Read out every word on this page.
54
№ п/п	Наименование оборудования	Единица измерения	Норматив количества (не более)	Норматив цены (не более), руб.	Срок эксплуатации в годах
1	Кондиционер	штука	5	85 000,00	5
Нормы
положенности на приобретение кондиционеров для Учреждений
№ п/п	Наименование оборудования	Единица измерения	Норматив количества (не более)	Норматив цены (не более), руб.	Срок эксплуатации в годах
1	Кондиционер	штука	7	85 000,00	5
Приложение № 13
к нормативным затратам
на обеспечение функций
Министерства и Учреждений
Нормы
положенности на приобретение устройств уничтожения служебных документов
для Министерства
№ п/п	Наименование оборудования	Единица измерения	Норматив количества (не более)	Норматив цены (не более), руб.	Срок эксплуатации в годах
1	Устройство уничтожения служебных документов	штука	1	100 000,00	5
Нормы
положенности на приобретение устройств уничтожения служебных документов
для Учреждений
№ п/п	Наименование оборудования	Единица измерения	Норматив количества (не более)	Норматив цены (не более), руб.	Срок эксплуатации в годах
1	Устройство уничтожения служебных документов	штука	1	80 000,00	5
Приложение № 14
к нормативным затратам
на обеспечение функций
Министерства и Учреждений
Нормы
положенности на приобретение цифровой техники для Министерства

---

* _PROBLEM STATEMENT_
From the data, list each line in which the string "Министерства" appears.

* _CORRECT RESPONSE_
Министерства и Учреждений
для Министерства
Министерства и Учреждений
положенности на приобретение цифровой техники для Министерства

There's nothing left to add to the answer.